__Records supplied__:
----------

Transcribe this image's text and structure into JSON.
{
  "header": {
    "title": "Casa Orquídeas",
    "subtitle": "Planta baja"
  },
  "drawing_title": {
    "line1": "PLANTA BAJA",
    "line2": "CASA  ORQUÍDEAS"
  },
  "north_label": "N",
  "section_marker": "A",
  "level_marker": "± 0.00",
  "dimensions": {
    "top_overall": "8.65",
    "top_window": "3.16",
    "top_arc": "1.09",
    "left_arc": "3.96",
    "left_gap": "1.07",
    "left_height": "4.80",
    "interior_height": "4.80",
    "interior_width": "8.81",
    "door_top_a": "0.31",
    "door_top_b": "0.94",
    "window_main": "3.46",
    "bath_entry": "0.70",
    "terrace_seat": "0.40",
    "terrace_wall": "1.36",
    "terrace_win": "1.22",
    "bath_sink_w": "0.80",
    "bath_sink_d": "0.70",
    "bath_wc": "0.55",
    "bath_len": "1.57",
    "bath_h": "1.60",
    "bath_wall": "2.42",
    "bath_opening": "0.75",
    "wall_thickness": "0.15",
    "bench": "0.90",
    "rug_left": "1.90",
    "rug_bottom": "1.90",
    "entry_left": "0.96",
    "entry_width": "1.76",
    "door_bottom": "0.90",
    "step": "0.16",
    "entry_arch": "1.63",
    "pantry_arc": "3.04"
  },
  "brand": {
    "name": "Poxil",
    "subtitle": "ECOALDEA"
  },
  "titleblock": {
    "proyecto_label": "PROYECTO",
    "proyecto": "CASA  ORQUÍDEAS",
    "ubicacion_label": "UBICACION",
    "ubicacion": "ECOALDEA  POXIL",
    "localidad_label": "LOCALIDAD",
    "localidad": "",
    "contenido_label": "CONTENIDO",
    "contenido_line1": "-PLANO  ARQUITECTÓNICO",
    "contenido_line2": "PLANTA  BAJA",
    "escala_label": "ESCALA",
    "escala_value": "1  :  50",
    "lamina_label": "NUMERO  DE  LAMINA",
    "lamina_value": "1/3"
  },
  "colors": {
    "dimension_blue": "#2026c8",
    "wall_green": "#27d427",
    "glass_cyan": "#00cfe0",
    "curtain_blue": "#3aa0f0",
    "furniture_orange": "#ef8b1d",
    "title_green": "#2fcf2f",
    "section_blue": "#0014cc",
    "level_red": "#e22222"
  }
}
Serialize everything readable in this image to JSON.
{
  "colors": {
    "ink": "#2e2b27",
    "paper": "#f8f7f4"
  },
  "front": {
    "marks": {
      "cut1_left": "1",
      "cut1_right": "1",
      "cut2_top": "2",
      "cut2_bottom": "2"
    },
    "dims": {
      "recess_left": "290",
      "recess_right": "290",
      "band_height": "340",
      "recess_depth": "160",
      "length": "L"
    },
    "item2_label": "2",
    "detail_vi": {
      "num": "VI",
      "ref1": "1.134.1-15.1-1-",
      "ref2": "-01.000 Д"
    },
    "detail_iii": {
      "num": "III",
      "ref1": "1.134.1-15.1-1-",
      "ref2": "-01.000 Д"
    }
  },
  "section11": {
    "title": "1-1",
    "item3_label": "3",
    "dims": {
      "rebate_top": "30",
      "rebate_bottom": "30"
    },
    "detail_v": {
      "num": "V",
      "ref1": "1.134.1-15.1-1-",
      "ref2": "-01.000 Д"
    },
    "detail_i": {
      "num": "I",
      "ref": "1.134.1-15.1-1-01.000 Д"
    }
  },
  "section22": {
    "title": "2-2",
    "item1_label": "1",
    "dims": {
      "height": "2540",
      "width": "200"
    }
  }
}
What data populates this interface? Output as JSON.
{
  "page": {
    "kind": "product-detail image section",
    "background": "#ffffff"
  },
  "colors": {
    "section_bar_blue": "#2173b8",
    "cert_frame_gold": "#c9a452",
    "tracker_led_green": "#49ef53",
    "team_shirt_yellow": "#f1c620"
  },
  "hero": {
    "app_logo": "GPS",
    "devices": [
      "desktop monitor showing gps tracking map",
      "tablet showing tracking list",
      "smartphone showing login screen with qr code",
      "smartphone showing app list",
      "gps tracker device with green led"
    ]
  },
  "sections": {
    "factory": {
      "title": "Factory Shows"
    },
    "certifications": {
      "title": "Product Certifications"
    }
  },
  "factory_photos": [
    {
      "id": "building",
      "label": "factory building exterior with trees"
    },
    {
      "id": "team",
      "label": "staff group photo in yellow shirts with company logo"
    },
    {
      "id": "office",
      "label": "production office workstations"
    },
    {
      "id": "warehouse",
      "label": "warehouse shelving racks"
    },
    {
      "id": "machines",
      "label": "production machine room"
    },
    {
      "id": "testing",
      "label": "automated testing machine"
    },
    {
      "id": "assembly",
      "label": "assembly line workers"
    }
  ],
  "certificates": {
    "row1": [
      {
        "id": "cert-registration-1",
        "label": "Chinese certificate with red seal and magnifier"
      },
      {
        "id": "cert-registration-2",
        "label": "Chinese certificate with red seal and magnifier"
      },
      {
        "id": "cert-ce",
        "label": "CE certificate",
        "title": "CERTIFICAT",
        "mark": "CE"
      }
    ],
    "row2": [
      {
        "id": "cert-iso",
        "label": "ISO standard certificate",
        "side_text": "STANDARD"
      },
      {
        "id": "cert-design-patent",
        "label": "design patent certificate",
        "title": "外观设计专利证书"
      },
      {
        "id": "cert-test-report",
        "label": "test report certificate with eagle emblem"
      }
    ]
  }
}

----------

__Goal__: Gather every line from the listing above in which "with" appears, and copy those lines.

__Answer to the problem__:
      "smartphone showing login screen with qr code",
      "gps tracker device with green led"
      "label": "factory building exterior with trees"
      "label": "staff group photo in yellow shirts with company logo"
        "label": "Chinese certificate with red seal and magnifier"
        "label": "Chinese certificate with red seal and magnifier"
        "label": "test report certificate with eagle emblem"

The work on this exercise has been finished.